● Task 1: From the SolrCloud export question, pull out the passage between "I'm using solr" and "a SolrCloud environment?", inclusive.

● Text shown:
╭──

How do you confiugre /export requestHandler in SolrCloud to use all shards

939 Views Asked by At

I'm using solr 4.10.2. I got an /export handler working to export large datasets. When I deployed the config into my solr cluster environment I noticed that the export function was missing some records.

If I ran the same query string through /select and /export I would get less records in the /export call.

Is there anything special you need to do to get the /export to work in a SolrCloud environment?

  <requestHandler name="/export" class="solr.SearchHandler">
    <lst name="invariants">
      <str name="rq">{!xport}</str>
      <str name="wt">xsort</str>
      <str name="distrib">false</str>
    </lst>

    <arr name="components">
      <str>query</str>
    </arr>
  </requestHandler>

I tried changing the "distrib" attribute to true hoping that would help, but that caused other errors.

Any suggestions?

╰──

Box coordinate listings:
╭──

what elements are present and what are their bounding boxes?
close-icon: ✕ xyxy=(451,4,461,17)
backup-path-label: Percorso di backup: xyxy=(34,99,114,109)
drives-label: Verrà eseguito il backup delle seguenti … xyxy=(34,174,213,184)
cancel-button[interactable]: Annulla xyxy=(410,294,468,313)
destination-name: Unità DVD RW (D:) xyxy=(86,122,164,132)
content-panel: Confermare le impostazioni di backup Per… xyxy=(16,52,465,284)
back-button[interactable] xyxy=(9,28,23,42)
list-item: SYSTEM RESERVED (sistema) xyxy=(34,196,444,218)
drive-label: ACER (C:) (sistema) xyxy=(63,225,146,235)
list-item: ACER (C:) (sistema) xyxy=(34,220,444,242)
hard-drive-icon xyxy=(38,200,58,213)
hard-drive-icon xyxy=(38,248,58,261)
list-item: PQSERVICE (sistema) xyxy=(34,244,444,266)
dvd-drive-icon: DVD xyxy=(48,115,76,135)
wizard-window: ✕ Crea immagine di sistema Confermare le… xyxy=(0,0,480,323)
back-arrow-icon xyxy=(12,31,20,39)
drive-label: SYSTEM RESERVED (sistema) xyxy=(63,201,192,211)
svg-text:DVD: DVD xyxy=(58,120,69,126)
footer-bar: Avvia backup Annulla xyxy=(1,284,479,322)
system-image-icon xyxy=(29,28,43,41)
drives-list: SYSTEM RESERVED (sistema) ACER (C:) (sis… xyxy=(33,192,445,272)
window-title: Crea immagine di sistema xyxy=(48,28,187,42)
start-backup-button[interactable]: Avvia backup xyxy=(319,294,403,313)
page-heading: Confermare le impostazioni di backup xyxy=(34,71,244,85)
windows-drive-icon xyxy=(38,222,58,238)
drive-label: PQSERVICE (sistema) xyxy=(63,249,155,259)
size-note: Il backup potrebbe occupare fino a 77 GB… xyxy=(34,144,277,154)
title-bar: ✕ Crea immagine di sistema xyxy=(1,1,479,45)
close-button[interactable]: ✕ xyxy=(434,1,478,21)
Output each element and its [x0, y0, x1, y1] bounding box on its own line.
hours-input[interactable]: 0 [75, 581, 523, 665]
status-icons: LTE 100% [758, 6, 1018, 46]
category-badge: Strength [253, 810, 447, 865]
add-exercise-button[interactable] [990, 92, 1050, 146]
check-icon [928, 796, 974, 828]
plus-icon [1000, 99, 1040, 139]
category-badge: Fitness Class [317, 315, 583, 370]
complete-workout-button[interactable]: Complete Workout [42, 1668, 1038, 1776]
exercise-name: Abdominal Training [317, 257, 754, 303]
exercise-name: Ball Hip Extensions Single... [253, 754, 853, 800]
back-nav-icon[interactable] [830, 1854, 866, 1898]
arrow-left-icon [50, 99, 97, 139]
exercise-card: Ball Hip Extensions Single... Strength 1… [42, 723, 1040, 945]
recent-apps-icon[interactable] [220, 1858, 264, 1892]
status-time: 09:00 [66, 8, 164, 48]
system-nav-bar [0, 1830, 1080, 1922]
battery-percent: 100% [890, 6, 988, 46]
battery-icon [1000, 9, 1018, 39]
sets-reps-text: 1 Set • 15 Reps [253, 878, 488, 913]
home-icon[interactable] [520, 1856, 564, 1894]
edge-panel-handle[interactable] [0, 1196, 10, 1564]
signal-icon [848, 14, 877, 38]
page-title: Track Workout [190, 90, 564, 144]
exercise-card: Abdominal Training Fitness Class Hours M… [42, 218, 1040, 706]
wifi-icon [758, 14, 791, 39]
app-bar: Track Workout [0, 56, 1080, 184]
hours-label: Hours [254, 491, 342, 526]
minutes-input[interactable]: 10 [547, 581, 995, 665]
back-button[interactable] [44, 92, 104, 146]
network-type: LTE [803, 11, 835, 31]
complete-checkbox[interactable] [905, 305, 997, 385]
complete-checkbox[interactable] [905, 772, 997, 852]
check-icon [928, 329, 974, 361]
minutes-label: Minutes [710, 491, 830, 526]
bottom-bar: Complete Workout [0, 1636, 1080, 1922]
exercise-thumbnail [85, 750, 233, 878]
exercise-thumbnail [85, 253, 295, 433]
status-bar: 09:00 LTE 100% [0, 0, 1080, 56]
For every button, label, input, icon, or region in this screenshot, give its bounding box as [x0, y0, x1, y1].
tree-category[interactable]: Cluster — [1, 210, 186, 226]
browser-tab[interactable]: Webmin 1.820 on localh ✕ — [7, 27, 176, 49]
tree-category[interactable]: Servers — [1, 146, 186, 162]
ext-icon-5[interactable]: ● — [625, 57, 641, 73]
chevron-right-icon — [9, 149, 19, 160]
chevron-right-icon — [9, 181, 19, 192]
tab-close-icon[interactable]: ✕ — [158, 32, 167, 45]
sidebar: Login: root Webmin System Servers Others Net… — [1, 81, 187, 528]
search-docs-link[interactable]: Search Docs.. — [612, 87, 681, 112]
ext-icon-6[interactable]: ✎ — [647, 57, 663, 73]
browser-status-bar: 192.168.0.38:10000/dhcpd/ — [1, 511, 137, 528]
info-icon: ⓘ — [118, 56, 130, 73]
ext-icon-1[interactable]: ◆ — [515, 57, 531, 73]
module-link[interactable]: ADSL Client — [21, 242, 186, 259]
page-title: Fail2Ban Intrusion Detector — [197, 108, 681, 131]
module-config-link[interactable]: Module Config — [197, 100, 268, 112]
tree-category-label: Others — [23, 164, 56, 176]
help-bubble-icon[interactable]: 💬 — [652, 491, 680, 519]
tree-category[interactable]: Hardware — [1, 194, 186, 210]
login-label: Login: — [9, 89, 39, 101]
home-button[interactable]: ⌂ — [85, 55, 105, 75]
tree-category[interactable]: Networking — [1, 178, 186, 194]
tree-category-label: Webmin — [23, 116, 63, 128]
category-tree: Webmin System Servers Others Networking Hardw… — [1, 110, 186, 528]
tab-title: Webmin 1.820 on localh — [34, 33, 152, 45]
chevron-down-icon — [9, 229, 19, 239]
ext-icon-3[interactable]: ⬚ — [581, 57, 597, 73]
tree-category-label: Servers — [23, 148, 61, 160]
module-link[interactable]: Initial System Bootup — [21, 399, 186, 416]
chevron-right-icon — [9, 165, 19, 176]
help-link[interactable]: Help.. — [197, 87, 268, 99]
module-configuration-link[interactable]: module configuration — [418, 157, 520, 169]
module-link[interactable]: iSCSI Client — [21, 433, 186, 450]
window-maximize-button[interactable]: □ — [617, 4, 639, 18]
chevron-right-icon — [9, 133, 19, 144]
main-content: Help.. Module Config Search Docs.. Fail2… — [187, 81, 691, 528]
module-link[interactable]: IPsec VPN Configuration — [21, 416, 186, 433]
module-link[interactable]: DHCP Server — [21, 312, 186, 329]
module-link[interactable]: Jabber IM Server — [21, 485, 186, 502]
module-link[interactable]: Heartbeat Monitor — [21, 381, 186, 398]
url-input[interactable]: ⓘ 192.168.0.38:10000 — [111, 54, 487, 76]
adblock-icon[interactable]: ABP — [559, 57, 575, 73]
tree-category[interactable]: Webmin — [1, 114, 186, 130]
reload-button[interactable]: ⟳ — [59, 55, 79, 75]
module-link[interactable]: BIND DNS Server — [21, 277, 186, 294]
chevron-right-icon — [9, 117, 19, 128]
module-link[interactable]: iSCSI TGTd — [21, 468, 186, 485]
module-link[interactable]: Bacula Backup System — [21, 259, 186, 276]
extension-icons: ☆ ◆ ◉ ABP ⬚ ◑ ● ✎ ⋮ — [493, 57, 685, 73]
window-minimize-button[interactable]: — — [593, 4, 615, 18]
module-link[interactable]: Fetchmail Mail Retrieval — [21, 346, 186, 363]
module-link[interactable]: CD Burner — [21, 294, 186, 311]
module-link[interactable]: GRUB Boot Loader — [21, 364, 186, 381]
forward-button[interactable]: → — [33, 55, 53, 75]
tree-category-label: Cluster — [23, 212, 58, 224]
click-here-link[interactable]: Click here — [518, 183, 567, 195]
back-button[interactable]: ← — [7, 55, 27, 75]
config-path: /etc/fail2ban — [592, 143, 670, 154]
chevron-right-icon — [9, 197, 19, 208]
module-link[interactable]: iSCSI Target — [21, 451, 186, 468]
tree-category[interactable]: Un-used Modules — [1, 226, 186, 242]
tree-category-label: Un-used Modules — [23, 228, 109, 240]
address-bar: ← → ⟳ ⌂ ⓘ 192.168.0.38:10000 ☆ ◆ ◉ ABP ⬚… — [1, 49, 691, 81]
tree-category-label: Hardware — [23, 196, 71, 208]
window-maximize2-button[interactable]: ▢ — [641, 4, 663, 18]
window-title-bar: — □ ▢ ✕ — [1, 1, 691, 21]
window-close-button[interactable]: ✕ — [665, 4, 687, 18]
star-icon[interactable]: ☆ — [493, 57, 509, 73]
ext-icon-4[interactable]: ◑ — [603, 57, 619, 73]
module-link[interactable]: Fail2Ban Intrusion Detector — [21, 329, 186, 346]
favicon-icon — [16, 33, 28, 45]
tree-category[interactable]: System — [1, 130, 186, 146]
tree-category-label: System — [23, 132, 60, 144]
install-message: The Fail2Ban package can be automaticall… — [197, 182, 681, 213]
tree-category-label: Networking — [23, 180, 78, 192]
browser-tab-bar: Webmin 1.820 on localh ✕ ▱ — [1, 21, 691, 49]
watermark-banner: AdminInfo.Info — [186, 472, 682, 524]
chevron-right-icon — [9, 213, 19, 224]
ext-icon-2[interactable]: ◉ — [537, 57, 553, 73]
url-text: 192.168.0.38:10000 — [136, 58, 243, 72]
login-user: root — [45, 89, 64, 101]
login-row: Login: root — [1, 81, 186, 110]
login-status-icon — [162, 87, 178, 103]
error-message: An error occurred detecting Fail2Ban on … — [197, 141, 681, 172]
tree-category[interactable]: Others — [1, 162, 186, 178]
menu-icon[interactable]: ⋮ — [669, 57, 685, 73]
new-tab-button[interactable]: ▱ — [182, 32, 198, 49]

╰──

● Task 2: Rewrite the entries between the first line and the line holding "hard-drive-icon xyxy=(38,248,58,261)", inclusive, putting "disk-icon" in place of "hard-drive-icon" and leaving everything else unchanged. Return only those lines.

● Correct output 1:
I'm using solr 4.10.2. I got an /export handler working to export large datasets. When I deployed the config into my solr cluster environment I noticed that the export function was missing some records.

If I ran the same query string through /select and /export I would get less records in the /export call.

Is there anything special you need to do to get the /export to work in a SolrCloud environment?

● Correct output 2:
what elements are present and what are their bounding boxes?
close-icon: ✕ xyxy=(451,4,461,17)
backup-path-label: Percorso di backup: xyxy=(34,99,114,109)
drives-label: Verrà eseguito il backup delle seguenti … xyxy=(34,174,213,184)
cancel-button[interactable]: Annulla xyxy=(410,294,468,313)
destination-name: Unità DVD RW (D:) xyxy=(86,122,164,132)
content-panel: Confermare le impostazioni di backup Per… xyxy=(16,52,465,284)
back-button[interactable] xyxy=(9,28,23,42)
list-item: SYSTEM RESERVED (sistema) xyxy=(34,196,444,218)
drive-label: ACER (C:) (sistema) xyxy=(63,225,146,235)
list-item: ACER (C:) (sistema) xyxy=(34,220,444,242)
disk-icon xyxy=(38,200,58,213)
disk-icon xyxy=(38,248,58,261)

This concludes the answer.